** BEGIN Data section **

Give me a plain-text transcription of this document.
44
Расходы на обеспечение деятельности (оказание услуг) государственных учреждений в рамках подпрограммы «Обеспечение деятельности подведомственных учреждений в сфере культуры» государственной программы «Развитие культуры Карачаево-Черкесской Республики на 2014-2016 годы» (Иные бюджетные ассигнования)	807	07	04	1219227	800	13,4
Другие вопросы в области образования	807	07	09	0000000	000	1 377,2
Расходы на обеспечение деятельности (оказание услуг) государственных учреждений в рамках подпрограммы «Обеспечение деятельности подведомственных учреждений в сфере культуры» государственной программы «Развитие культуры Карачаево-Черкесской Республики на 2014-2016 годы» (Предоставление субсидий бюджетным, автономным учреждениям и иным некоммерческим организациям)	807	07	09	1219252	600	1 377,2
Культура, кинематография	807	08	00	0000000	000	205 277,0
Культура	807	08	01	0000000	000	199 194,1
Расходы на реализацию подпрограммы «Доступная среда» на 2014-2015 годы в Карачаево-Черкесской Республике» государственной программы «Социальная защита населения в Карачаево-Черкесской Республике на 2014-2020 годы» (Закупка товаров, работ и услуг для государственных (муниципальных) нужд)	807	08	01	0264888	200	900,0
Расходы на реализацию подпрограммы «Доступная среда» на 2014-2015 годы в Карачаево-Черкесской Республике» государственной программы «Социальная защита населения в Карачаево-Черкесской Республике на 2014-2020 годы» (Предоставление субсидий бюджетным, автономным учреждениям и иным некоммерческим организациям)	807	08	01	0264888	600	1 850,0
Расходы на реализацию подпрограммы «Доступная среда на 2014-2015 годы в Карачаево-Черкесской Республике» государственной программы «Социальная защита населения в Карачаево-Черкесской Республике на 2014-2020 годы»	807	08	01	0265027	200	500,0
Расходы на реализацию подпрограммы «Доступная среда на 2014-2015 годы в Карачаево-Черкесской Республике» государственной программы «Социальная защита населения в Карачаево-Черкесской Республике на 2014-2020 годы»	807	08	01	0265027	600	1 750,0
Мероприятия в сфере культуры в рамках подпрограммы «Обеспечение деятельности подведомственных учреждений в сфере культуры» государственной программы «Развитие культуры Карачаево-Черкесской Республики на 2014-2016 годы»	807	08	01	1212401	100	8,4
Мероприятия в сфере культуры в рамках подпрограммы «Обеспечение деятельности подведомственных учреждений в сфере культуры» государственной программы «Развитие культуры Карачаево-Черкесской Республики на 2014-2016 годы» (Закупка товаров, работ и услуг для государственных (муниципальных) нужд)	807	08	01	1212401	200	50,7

** END Data section **

Work to do -> Write each line above out exactly.

Result below ->
Give me a plain-text transcription of this document.
44
Расходы на обеспечение деятельности (оказание услуг) государственных учреждений в рамках подпрограммы «Обеспечение деятельности подведомственных учреждений в сфере культуры» государственной программы «Развитие культуры Карачаево-Черкесской Республики на 2014-2016 годы» (Иные бюджетные ассигнования)	807	07	04	1219227	800	13,4
Другие вопросы в области образования	807	07	09	0000000	000	1 377,2
Расходы на обеспечение деятельности (оказание услуг) государственных учреждений в рамках подпрограммы «Обеспечение деятельности подведомственных учреждений в сфере культуры» государственной программы «Развитие культуры Карачаево-Черкесской Республики на 2014-2016 годы» (Предоставление субсидий бюджетным, автономным учреждениям и иным некоммерческим организациям)	807	07	09	1219252	600	1 377,2
Культура, кинематография	807	08	00	0000000	000	205 277,0
Культура	807	08	01	0000000	000	199 194,1
Расходы на реализацию подпрограммы «Доступная среда» на 2014-2015 годы в Карачаево-Черкесской Республике» государственной программы «Социальная защита населения в Карачаево-Черкесской Республике на 2014-2020 годы» (Закупка товаров, работ и услуг для государственных (муниципальных) нужд)	807	08	01	0264888	200	900,0
Расходы на реализацию подпрограммы «Доступная среда» на 2014-2015 годы в Карачаево-Черкесской Республике» государственной программы «Социальная защита населения в Карачаево-Черкесской Республике на 2014-2020 годы» (Предоставление субсидий бюджетным, автономным учреждениям и иным некоммерческим организациям)	807	08	01	0264888	600	1 850,0
Расходы на реализацию подпрограммы «Доступная среда на 2014-2015 годы в Карачаево-Черкесской Республике» государственной программы «Социальная защита населения в Карачаево-Черкесской Республике на 2014-2020 годы»	807	08	01	0265027	200	500,0
Расходы на реализацию подпрограммы «Доступная среда на 2014-2015 годы в Карачаево-Черкесской Республике» государственной программы «Социальная защита населения в Карачаево-Черкесской Республике на 2014-2020 годы»	807	08	01	0265027	600	1 750,0
Мероприятия в сфере культуры в рамках подпрограммы «Обеспечение деятельности подведомственных учреждений в сфере культуры» государственной программы «Развитие культуры Карачаево-Черкесской Республики на 2014-2016 годы»	807	08	01	1212401	100	8,4
Мероприятия в сфере культуры в рамках подпрограммы «Обеспечение деятельности подведомственных учреждений в сфере культуры» государственной программы «Развитие культуры Карачаево-Черкесской Республики на 2014-2016 годы» (Закупка товаров, работ и услуг для государственных (муниципальных) нужд)	807	08	01	1212401	200	50,7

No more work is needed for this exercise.